(Problem statement) Identify the lines that include the word "image", then copy all of them.

(Excerpted records)
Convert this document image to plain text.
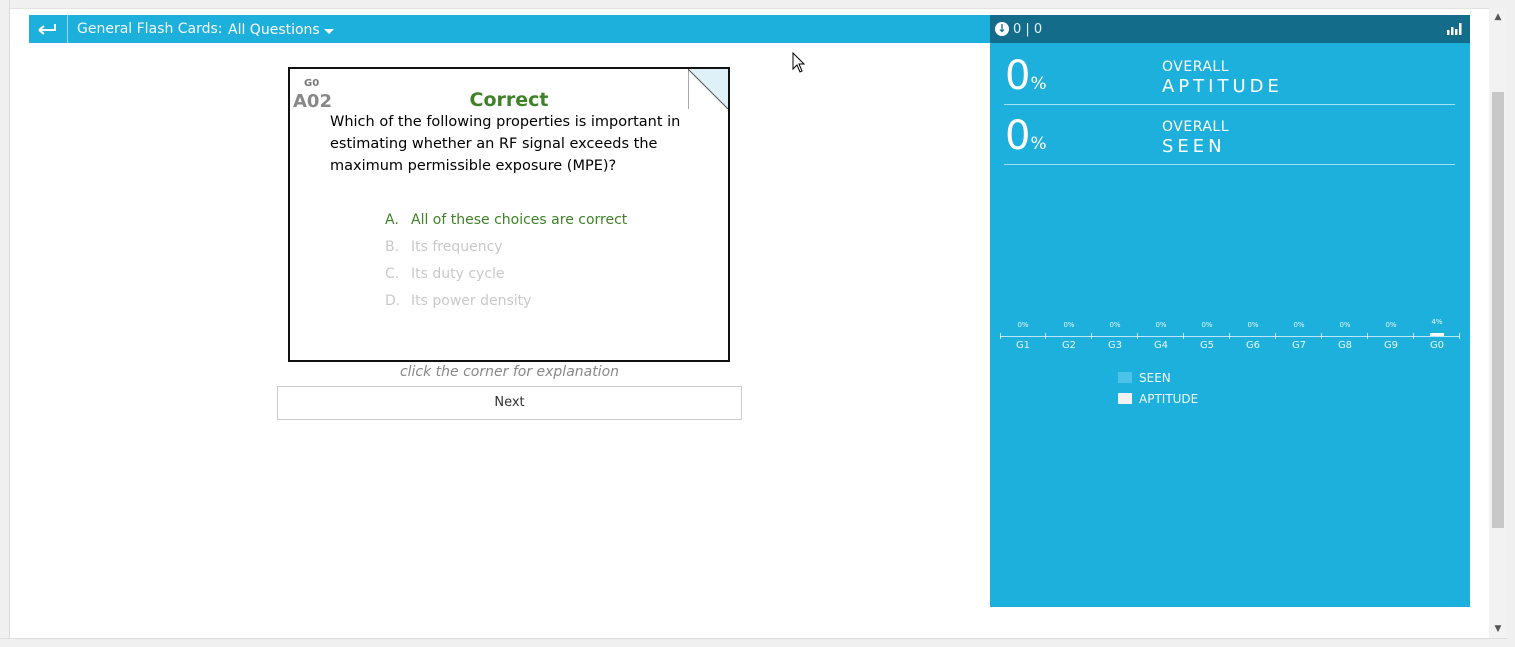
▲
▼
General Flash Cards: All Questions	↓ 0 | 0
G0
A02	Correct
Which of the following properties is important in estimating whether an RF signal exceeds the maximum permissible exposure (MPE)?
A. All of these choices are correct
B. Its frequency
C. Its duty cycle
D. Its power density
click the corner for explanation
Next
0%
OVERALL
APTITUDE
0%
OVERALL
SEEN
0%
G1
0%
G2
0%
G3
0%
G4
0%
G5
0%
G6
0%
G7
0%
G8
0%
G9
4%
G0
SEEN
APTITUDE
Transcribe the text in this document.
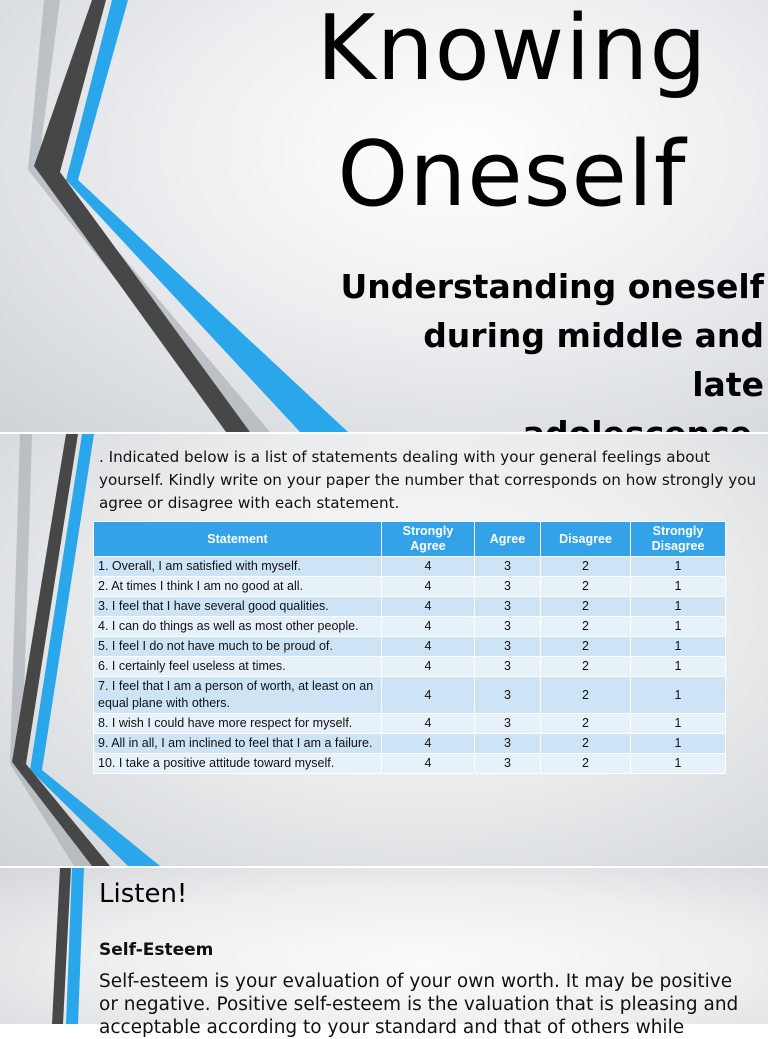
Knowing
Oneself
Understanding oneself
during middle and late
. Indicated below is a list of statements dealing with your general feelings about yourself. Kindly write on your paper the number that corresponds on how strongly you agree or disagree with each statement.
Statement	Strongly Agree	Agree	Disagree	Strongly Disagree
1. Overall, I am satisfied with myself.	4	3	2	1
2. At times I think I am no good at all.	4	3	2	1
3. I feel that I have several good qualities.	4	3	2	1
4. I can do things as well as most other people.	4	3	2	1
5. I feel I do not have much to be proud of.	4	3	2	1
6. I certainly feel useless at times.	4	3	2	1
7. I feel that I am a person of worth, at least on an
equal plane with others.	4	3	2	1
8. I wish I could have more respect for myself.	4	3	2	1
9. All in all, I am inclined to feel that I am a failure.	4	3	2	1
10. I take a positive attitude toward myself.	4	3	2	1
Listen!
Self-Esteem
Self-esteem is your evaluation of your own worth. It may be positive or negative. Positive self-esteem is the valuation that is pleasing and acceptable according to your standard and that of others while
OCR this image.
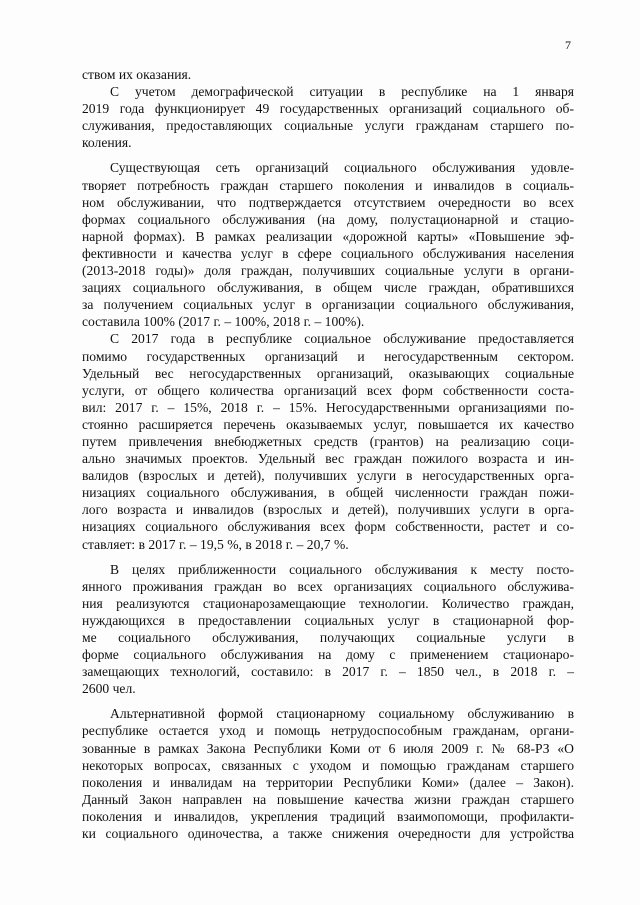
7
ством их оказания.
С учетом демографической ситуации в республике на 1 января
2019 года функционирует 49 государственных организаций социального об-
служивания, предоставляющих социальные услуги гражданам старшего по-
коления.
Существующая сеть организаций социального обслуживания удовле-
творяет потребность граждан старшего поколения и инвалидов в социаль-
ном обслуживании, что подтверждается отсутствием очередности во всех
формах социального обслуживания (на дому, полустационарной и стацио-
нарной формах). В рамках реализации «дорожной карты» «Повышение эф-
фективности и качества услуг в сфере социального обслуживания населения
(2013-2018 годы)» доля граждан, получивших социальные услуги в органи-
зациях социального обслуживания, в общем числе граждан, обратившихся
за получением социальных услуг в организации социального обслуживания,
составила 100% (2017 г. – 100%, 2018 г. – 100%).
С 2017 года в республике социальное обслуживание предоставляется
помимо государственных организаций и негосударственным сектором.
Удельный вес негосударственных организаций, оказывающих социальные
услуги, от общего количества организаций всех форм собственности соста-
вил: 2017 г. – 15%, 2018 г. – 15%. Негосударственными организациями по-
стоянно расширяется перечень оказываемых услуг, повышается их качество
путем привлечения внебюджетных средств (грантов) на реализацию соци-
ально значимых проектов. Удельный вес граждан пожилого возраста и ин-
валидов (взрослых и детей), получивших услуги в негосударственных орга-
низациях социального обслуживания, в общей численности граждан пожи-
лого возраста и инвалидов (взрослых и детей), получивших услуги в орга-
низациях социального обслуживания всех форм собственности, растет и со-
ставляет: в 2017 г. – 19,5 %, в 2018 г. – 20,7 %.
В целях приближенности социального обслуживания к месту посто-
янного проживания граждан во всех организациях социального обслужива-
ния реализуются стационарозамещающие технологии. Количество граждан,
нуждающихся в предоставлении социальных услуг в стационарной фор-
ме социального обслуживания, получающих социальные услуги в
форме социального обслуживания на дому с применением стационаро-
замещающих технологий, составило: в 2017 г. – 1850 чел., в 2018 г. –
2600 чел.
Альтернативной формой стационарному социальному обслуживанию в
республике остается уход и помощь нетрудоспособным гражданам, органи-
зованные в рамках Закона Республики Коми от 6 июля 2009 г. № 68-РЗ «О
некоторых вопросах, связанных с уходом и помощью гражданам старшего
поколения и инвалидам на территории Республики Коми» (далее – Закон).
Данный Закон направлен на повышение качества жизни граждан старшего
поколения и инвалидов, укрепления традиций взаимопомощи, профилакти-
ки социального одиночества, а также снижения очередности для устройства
...
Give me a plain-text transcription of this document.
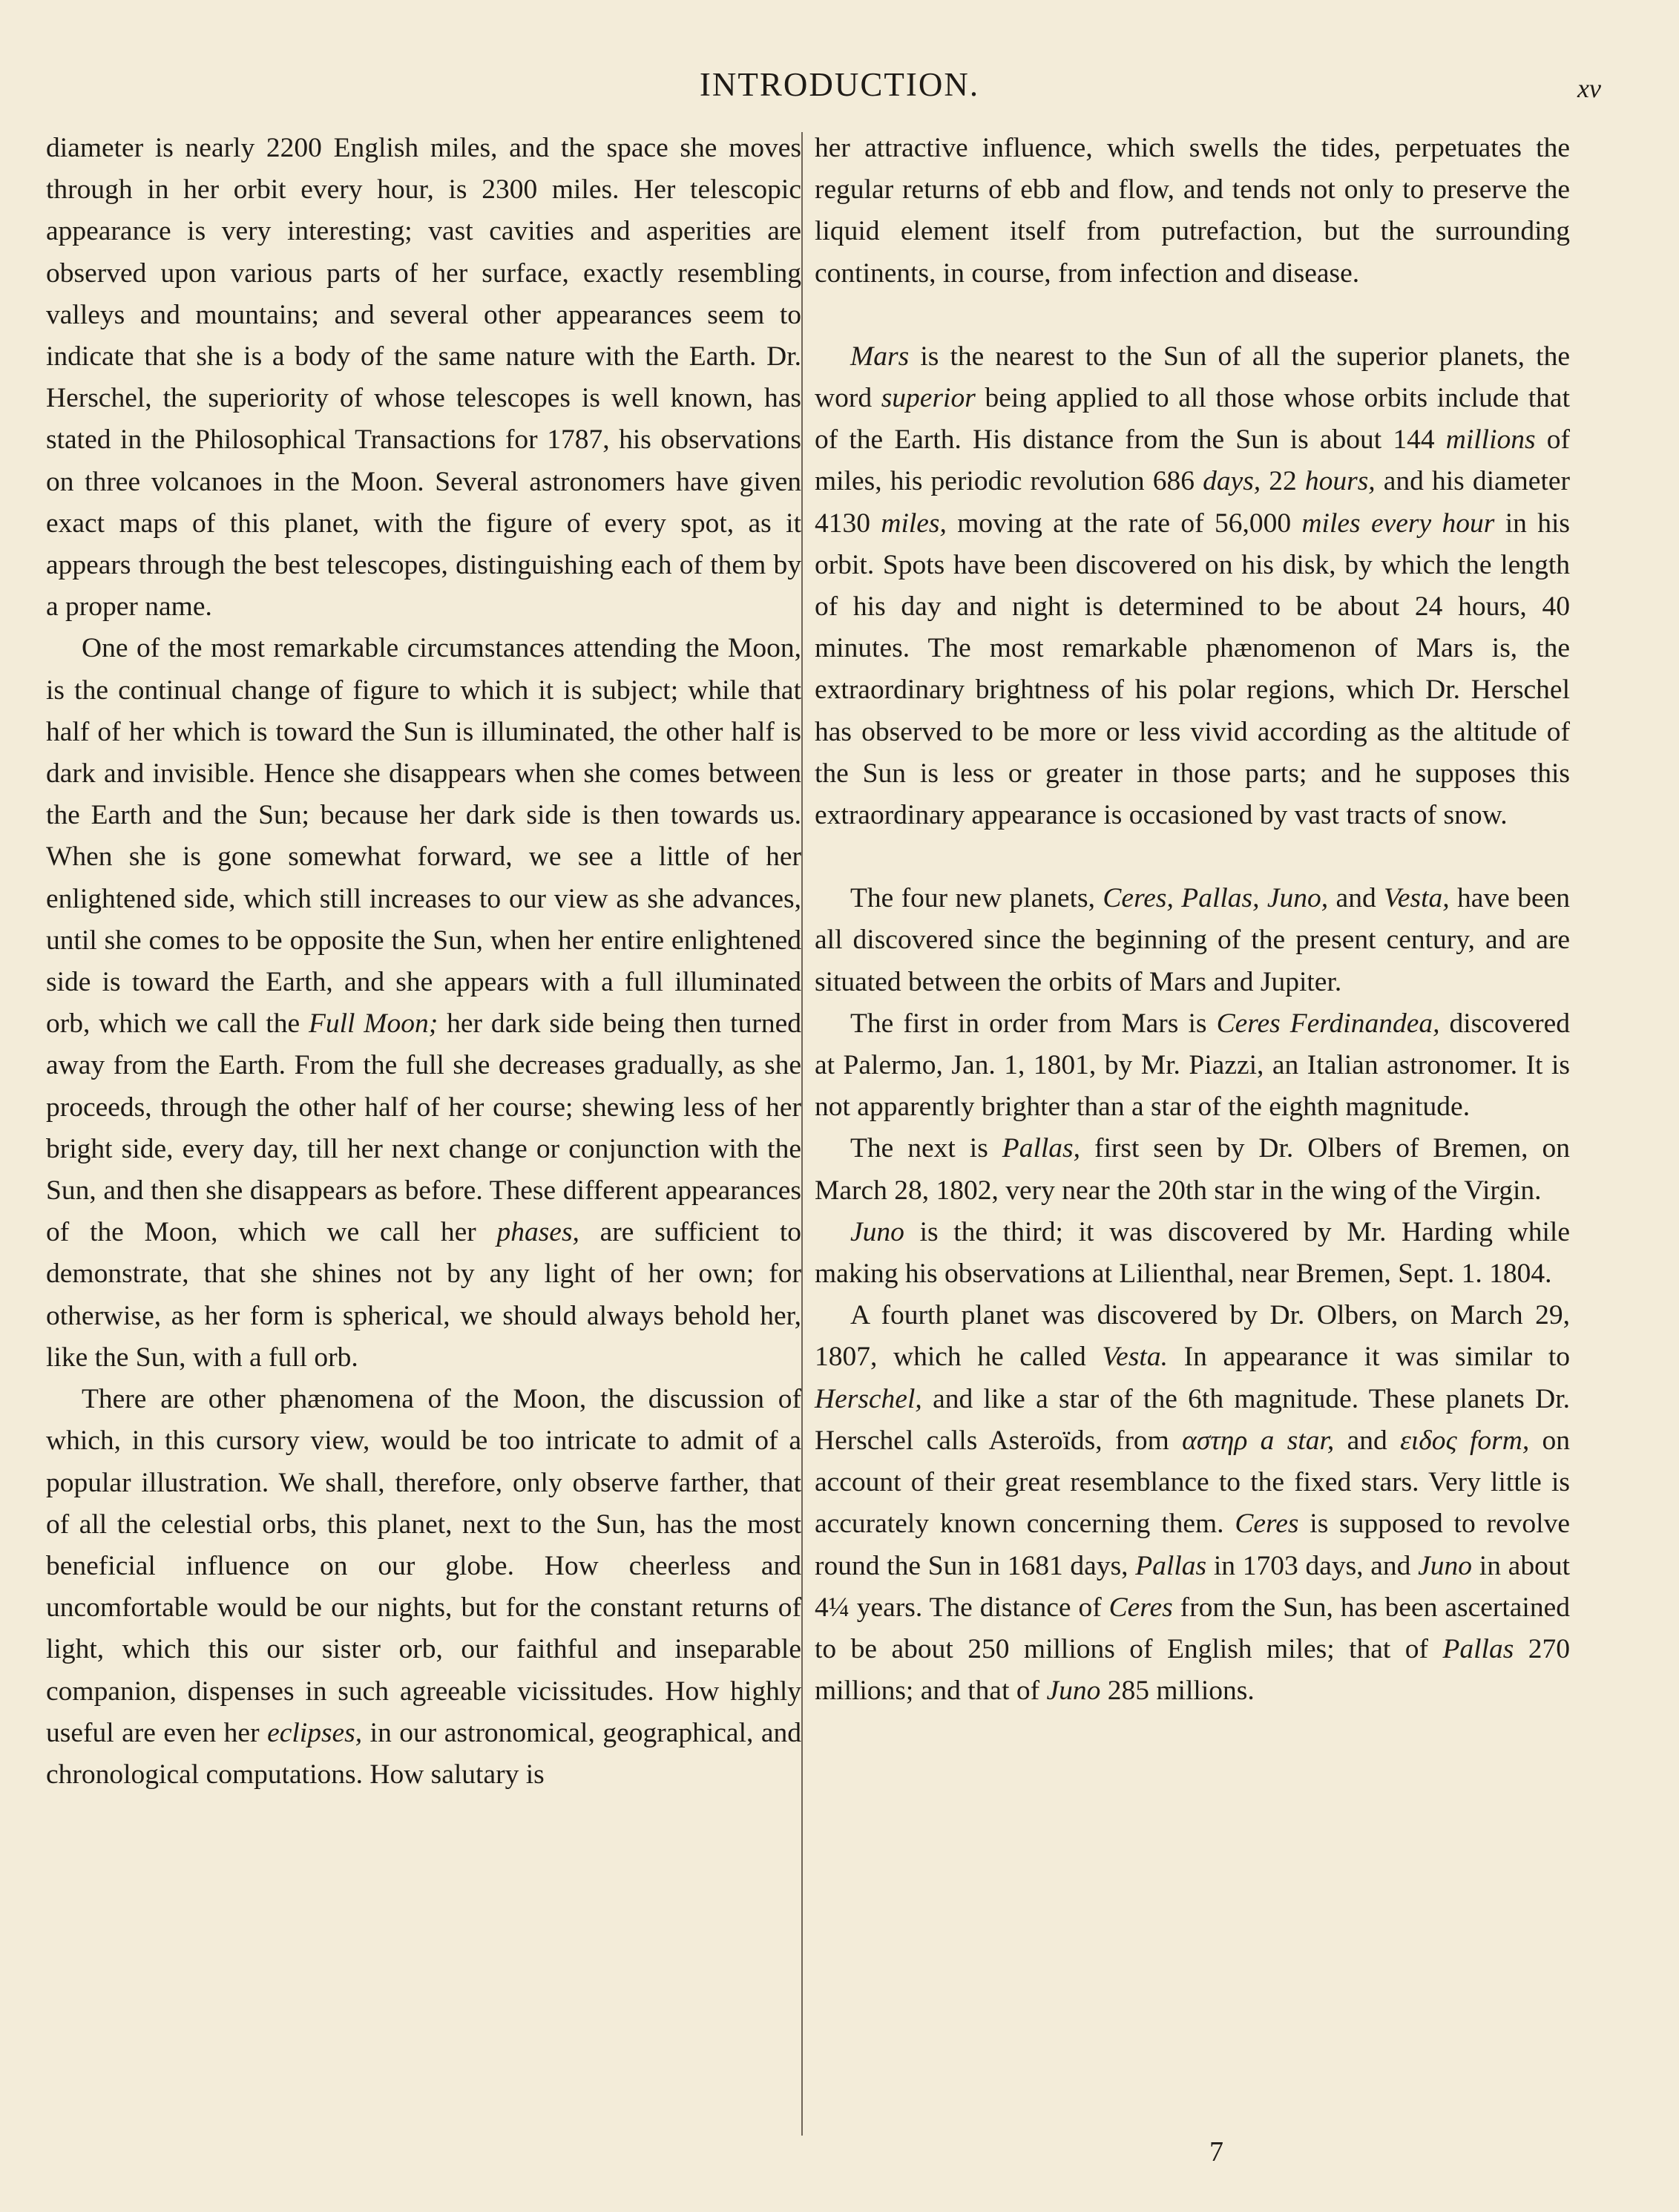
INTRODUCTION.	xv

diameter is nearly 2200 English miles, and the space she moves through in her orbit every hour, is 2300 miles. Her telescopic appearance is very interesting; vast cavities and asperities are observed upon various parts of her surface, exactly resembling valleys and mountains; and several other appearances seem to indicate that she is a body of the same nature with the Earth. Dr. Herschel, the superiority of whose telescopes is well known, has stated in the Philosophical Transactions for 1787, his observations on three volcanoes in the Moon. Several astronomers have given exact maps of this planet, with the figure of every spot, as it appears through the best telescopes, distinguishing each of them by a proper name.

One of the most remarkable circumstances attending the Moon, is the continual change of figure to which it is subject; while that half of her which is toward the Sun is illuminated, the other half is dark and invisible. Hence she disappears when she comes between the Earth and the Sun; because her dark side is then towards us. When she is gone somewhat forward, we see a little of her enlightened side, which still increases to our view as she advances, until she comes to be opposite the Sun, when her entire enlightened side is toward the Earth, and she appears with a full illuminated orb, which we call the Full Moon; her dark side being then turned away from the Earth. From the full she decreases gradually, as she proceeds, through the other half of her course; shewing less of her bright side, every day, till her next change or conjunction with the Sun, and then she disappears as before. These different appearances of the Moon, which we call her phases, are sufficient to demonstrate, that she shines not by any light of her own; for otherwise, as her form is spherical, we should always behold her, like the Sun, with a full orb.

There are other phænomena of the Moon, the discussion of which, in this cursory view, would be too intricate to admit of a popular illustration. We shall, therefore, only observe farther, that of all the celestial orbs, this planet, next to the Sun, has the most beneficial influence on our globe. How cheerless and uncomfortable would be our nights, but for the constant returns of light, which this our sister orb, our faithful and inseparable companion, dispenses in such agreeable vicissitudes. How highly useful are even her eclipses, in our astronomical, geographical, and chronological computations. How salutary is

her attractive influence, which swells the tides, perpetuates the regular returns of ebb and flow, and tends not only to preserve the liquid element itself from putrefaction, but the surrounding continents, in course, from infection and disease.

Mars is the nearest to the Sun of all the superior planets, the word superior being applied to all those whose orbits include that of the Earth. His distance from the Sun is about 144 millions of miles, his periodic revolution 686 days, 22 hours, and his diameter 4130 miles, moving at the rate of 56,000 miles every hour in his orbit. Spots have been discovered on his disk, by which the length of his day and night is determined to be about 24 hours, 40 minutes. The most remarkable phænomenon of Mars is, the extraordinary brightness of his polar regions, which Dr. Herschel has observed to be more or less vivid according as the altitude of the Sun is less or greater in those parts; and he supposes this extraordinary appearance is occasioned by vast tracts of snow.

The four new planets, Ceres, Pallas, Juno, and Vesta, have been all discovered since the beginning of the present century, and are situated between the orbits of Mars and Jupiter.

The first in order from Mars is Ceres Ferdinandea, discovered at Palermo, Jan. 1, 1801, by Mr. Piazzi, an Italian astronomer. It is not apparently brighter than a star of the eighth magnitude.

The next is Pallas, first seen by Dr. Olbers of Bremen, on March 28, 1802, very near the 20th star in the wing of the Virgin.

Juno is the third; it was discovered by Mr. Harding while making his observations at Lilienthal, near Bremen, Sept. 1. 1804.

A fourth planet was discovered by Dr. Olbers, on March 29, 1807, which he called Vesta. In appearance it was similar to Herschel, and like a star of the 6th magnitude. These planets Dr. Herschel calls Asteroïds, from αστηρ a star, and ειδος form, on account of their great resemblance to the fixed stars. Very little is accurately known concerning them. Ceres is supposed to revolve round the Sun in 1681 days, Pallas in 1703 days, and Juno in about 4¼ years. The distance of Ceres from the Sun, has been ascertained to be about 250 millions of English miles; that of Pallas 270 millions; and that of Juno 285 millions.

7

(Worked solution)
Convert this document image to plain text.
OCR this image.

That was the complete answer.